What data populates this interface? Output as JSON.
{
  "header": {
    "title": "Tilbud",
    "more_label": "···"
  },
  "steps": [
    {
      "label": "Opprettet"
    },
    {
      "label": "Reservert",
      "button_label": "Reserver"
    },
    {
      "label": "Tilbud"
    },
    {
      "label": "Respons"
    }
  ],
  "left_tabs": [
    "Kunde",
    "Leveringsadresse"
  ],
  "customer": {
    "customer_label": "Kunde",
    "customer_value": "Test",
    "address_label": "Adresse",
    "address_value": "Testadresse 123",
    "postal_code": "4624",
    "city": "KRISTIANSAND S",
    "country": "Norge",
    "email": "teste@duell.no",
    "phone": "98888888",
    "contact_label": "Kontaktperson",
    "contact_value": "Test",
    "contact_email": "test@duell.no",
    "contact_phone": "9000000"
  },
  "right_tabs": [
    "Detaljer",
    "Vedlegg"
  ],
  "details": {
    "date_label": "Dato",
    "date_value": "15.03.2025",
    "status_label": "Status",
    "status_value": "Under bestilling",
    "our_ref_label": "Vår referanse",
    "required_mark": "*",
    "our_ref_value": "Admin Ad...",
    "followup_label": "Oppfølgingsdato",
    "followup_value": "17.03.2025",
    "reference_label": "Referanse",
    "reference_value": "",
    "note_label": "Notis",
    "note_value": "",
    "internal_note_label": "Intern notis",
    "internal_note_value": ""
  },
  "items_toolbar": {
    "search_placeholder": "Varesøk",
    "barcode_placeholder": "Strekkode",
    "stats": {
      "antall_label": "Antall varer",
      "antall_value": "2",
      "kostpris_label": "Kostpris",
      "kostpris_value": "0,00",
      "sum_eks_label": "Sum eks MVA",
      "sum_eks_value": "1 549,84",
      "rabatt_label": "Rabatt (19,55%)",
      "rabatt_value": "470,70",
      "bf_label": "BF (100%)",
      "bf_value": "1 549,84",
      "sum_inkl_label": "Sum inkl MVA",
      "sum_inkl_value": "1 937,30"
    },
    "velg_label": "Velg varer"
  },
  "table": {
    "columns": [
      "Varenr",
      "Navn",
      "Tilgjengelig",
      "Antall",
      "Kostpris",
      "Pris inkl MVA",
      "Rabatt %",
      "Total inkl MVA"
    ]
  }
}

= = = = = = =

§ **REQUIREMENT**: Give back each line above precisely as it stands.

§ **TASK OUTPUT**:
What data populates this interface? Output as JSON.
{
  "header": {
    "title": "Tilbud",
    "more_label": "···"
  },
  "steps": [
    {
      "label": "Opprettet"
    },
    {
      "label": "Reservert",
      "button_label": "Reserver"
    },
    {
      "label": "Tilbud"
    },
    {
      "label": "Respons"
    }
  ],
  "left_tabs": [
    "Kunde",
    "Leveringsadresse"
  ],
  "customer": {
    "customer_label": "Kunde",
    "customer_value": "Test",
    "address_label": "Adresse",
    "address_value": "Testadresse 123",
    "postal_code": "4624",
    "city": "KRISTIANSAND S",
    "country": "Norge",
    "email": "teste@duell.no",
    "phone": "98888888",
    "contact_label": "Kontaktperson",
    "contact_value": "Test",
    "contact_email": "test@duell.no",
    "contact_phone": "9000000"
  },
  "right_tabs": [
    "Detaljer",
    "Vedlegg"
  ],
  "details": {
    "date_label": "Dato",
    "date_value": "15.03.2025",
    "status_label": "Status",
    "status_value": "Under bestilling",
    "our_ref_label": "Vår referanse",
    "required_mark": "*",
    "our_ref_value": "Admin Ad...",
    "followup_label": "Oppfølgingsdato",
    "followup_value": "17.03.2025",
    "reference_label": "Referanse",
    "reference_value": "",
    "note_label": "Notis",
    "note_value": "",
    "internal_note_label": "Intern notis",
    "internal_note_value": ""
  },
  "items_toolbar": {
    "search_placeholder": "Varesøk",
    "barcode_placeholder": "Strekkode",
    "stats": {
      "antall_label": "Antall varer",
      "antall_value": "2",
      "kostpris_label": "Kostpris",
      "kostpris_value": "0,00",
      "sum_eks_label": "Sum eks MVA",
      "sum_eks_value": "1 549,84",
      "rabatt_label": "Rabatt (19,55%)",
      "rabatt_value": "470,70",
      "bf_label": "BF (100%)",
      "bf_value": "1 549,84",
      "sum_inkl_label": "Sum inkl MVA",
      "sum_inkl_value": "1 937,30"
    },
    "velg_label": "Velg varer"
  },
  "table": {
    "columns": [
      "Varenr",
      "Navn",
      "Tilgjengelig",
      "Antall",
      "Kostpris",
      "Pris inkl MVA",
      "Rabatt %",
      "Total inkl MVA"
    ]
  }
}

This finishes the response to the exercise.